Look through the data below. Show each line where the string "ĐHĐCĐ" occurs.
++++ Data for this exercise
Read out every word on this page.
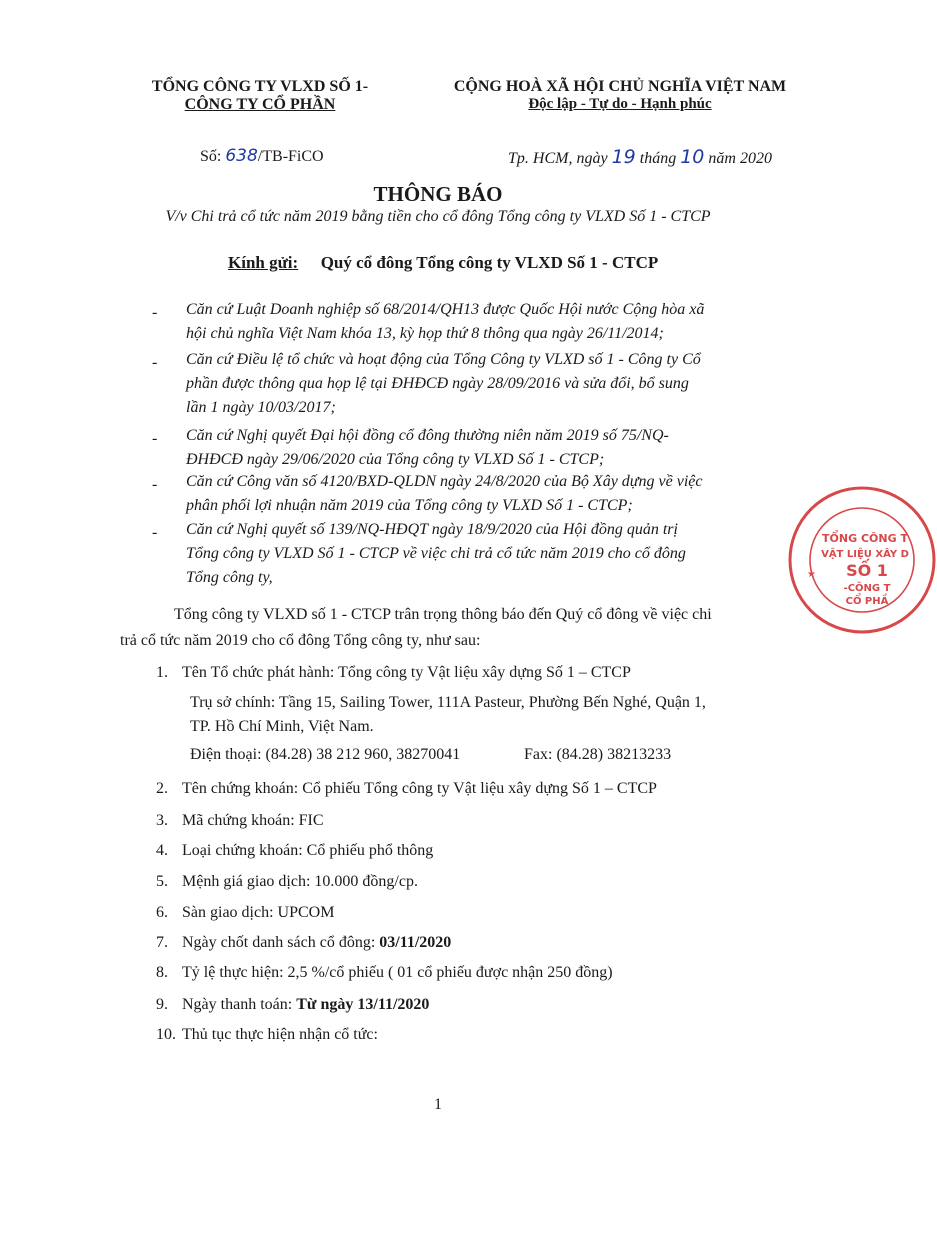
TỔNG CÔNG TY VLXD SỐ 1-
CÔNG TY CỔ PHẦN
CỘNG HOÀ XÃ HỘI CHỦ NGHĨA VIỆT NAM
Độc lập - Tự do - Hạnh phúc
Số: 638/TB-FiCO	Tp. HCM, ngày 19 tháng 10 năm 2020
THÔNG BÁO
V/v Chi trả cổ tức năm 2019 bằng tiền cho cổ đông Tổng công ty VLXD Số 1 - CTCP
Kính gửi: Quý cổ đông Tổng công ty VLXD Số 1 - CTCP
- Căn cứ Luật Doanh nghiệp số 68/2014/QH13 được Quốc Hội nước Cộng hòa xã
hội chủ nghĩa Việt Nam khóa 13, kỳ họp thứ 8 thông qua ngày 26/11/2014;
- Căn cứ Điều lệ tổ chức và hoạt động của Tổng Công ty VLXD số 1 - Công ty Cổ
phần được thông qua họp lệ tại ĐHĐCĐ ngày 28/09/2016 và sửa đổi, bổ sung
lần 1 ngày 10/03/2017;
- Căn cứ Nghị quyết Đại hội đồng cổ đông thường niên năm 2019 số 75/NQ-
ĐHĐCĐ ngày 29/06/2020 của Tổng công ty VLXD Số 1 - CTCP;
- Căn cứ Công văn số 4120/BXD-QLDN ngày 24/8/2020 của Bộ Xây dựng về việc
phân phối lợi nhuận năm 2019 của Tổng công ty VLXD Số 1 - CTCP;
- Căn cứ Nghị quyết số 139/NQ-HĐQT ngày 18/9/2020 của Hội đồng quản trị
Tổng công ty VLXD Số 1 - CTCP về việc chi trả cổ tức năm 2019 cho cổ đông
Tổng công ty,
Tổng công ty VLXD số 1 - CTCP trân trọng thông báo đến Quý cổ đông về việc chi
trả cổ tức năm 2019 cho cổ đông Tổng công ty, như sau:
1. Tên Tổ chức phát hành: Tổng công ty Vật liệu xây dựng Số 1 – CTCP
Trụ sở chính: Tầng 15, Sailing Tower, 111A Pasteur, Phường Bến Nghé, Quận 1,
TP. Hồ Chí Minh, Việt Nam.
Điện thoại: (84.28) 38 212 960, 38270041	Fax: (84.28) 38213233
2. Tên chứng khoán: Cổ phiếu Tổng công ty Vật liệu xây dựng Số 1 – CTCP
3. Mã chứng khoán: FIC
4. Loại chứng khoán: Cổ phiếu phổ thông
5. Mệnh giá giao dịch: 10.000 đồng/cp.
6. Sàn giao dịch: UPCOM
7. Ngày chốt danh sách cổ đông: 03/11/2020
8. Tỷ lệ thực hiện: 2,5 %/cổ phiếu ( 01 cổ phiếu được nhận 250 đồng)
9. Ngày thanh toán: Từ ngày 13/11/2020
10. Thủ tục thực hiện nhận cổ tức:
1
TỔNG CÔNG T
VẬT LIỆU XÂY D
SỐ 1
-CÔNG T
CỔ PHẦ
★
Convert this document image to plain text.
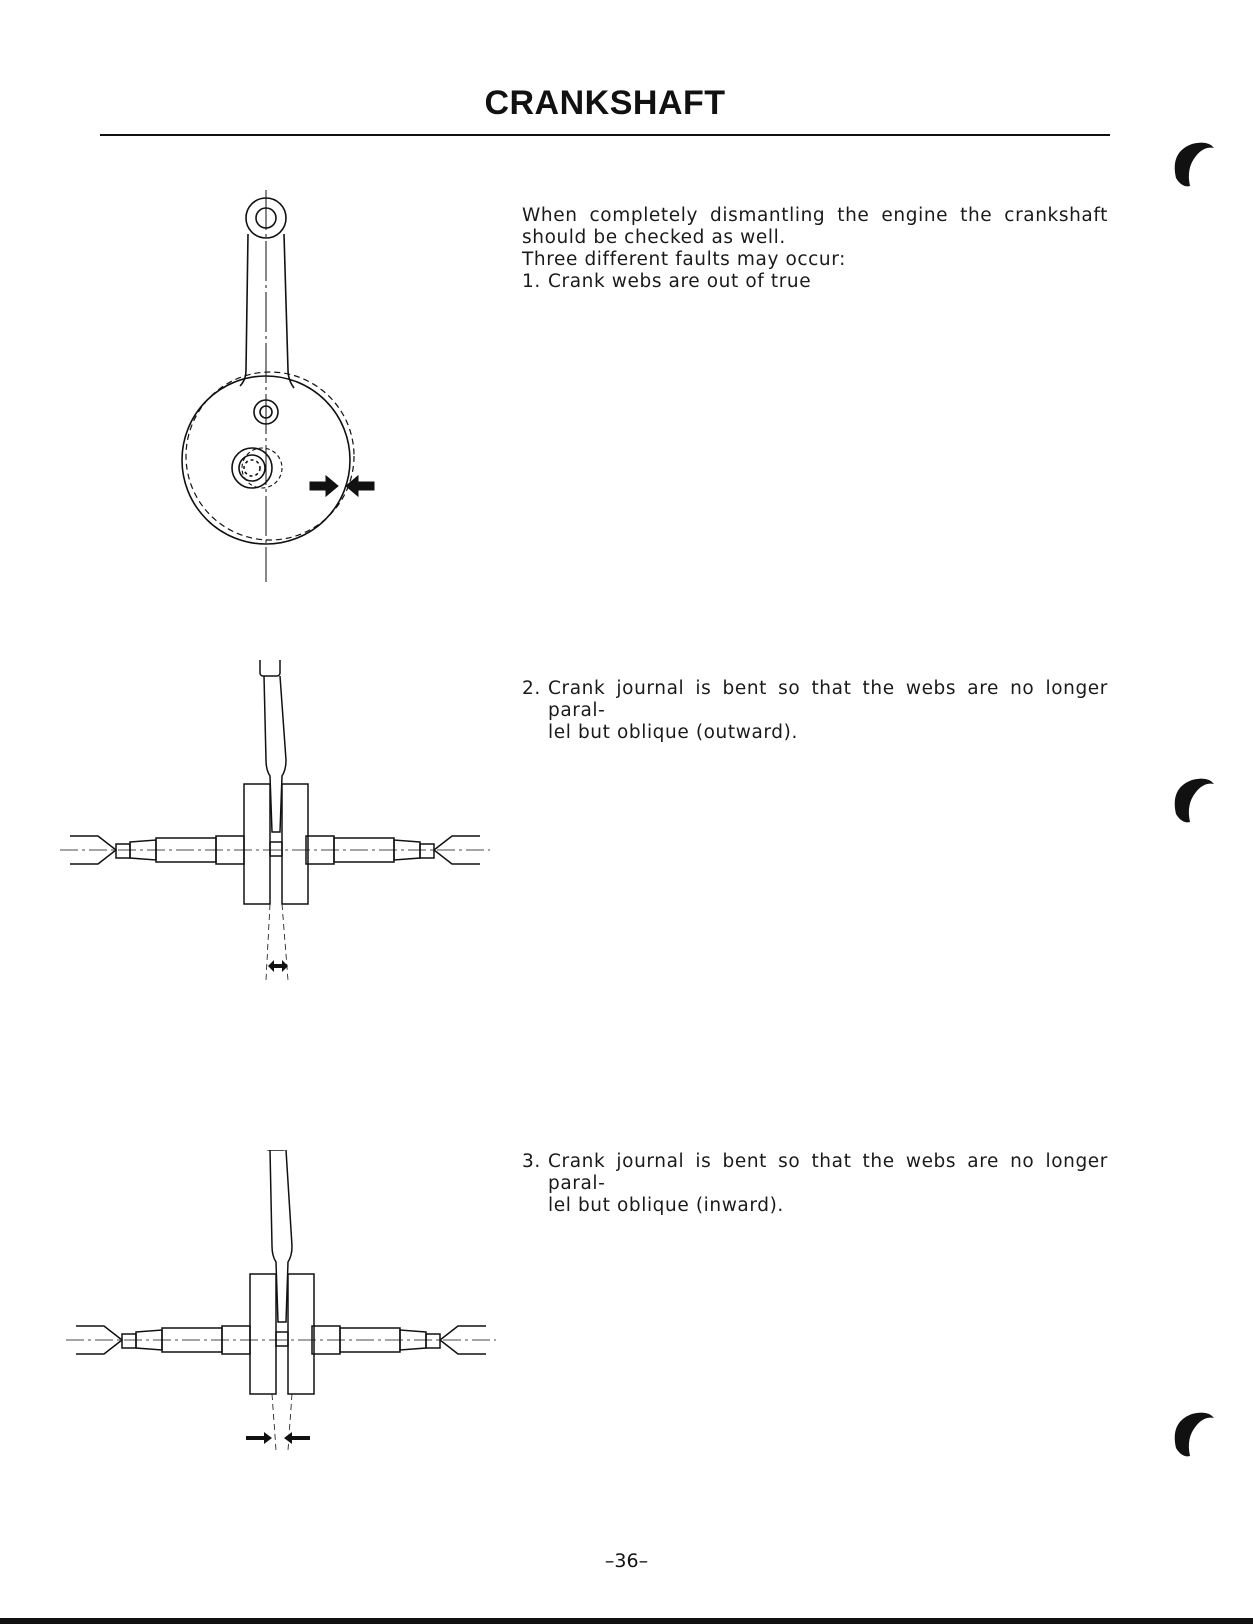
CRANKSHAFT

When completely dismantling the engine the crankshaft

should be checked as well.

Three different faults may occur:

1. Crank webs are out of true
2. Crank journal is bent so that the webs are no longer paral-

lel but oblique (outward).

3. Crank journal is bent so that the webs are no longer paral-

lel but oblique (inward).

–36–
++++++++
§ Response for this exercise:
phần được thông qua họp lệ tại ĐHĐCĐ ngày 28/09/2016 và sửa đổi, bổ sung
ĐHĐCĐ ngày 29/06/2020 của Tổng công ty VLXD Số 1 - CTCP;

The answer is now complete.